* DATA SUPPLIED:
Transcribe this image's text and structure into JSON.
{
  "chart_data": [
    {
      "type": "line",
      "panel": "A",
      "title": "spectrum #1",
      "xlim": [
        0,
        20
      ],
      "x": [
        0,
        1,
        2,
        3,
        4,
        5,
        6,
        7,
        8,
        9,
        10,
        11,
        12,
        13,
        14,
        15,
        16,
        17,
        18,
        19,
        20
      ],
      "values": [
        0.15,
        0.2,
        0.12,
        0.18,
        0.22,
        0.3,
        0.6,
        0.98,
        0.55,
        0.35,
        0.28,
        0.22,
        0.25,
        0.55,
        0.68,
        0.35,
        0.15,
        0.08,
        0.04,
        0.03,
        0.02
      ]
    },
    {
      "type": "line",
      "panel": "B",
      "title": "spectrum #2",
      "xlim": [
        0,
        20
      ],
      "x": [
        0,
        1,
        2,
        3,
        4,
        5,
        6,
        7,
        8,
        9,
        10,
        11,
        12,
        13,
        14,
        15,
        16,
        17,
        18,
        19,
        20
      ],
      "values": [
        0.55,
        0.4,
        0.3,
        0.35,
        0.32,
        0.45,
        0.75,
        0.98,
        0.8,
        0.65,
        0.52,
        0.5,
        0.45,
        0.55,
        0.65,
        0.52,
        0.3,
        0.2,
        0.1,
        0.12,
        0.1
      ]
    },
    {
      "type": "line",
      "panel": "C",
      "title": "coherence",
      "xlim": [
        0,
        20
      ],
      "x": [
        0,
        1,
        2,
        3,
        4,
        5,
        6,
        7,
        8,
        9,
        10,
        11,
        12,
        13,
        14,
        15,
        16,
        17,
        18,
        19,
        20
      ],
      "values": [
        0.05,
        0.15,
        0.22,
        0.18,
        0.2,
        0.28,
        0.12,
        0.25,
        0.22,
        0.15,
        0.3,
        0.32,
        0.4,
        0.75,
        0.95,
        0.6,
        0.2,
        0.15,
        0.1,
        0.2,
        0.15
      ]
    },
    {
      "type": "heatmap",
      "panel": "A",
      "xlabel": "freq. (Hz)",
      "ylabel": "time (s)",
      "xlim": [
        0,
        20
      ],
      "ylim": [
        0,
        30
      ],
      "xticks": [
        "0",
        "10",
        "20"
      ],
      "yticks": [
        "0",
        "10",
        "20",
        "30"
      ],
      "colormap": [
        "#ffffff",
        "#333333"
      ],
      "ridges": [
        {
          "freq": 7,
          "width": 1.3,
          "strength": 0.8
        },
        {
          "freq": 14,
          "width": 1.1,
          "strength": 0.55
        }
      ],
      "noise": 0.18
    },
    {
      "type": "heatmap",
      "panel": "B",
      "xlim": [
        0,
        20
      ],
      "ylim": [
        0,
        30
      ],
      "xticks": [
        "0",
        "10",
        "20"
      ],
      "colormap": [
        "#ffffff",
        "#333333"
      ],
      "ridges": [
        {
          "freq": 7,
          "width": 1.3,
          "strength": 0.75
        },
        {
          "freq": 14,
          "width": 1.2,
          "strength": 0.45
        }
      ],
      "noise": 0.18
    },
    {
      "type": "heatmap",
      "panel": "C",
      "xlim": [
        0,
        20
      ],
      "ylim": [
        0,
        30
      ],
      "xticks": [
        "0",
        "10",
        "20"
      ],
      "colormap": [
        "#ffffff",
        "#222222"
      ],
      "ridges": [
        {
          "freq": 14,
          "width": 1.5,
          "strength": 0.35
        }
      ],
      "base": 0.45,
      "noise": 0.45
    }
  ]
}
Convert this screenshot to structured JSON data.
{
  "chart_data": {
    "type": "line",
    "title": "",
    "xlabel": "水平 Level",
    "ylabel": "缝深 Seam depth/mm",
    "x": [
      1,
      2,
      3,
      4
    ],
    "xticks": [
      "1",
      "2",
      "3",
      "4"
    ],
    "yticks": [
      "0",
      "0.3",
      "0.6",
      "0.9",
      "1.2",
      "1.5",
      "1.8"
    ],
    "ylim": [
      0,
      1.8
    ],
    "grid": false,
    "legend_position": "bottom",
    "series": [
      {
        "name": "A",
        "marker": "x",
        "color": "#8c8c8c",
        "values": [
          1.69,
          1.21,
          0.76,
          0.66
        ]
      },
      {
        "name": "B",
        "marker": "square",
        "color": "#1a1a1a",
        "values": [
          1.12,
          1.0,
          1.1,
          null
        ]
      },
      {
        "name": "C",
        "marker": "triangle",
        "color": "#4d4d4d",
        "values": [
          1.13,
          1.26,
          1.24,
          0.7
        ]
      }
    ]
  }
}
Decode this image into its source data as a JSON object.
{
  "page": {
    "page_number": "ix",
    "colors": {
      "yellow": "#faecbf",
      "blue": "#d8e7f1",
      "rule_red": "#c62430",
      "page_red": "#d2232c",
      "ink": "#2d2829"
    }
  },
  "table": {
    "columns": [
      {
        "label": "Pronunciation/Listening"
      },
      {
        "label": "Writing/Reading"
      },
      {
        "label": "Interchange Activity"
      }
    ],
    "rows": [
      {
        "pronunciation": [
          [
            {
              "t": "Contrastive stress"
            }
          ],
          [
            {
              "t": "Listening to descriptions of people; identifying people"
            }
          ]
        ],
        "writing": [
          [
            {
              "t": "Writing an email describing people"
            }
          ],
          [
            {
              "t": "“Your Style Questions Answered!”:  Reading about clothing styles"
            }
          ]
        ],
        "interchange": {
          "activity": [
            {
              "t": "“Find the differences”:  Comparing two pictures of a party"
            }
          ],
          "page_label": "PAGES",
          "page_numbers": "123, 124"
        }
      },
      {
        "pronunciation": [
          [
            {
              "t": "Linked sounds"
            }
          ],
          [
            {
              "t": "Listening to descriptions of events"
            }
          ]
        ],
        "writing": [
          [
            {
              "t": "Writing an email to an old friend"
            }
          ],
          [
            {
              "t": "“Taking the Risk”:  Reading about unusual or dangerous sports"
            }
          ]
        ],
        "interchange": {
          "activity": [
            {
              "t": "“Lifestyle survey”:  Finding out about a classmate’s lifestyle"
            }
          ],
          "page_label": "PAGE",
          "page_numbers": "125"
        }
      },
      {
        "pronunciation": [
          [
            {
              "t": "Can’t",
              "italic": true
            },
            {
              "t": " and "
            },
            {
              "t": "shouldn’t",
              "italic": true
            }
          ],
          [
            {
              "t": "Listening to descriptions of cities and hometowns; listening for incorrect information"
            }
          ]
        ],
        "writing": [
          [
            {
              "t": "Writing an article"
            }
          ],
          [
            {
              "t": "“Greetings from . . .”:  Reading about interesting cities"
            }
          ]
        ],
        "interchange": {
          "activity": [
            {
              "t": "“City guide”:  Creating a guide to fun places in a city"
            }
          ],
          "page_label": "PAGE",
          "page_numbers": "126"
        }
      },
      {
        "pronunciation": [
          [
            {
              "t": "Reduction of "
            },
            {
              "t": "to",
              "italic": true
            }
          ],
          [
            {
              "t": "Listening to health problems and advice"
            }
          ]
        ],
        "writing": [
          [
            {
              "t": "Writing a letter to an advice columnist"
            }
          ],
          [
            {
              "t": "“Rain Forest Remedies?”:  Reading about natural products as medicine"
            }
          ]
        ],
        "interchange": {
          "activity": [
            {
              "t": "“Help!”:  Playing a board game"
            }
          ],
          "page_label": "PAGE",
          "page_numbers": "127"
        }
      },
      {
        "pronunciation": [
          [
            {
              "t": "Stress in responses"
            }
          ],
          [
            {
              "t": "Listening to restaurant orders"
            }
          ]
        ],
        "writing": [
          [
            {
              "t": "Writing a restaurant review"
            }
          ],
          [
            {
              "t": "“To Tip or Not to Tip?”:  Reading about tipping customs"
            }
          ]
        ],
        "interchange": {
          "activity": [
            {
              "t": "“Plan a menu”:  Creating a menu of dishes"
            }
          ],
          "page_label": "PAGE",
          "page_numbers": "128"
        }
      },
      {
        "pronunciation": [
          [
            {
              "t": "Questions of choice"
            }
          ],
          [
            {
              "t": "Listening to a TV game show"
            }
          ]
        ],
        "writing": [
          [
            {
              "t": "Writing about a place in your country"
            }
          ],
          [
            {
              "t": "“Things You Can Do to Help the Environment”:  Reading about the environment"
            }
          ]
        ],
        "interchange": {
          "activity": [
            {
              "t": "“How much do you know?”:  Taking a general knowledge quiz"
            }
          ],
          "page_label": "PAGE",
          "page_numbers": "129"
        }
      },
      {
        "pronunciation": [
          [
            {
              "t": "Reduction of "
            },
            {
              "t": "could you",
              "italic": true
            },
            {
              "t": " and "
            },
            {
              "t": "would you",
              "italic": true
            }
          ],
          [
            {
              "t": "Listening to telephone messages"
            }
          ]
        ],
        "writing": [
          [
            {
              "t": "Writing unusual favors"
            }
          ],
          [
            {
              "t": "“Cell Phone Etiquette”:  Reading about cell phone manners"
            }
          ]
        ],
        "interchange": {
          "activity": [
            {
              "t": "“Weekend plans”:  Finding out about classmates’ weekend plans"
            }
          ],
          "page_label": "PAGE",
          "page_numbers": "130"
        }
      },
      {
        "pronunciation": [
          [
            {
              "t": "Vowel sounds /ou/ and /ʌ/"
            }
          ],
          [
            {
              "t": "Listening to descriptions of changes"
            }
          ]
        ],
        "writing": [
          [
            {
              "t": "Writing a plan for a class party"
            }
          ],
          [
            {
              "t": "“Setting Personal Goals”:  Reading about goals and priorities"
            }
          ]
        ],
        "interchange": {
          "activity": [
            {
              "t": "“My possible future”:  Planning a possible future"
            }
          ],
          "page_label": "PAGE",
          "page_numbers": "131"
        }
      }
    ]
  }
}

* WRITTEN REQUEST: Show every line above in which the word "restaurant" occurs.

* ANSWER BELOW:
              "t": "Listening to restaurant orders"
              "t": "Writing a restaurant review"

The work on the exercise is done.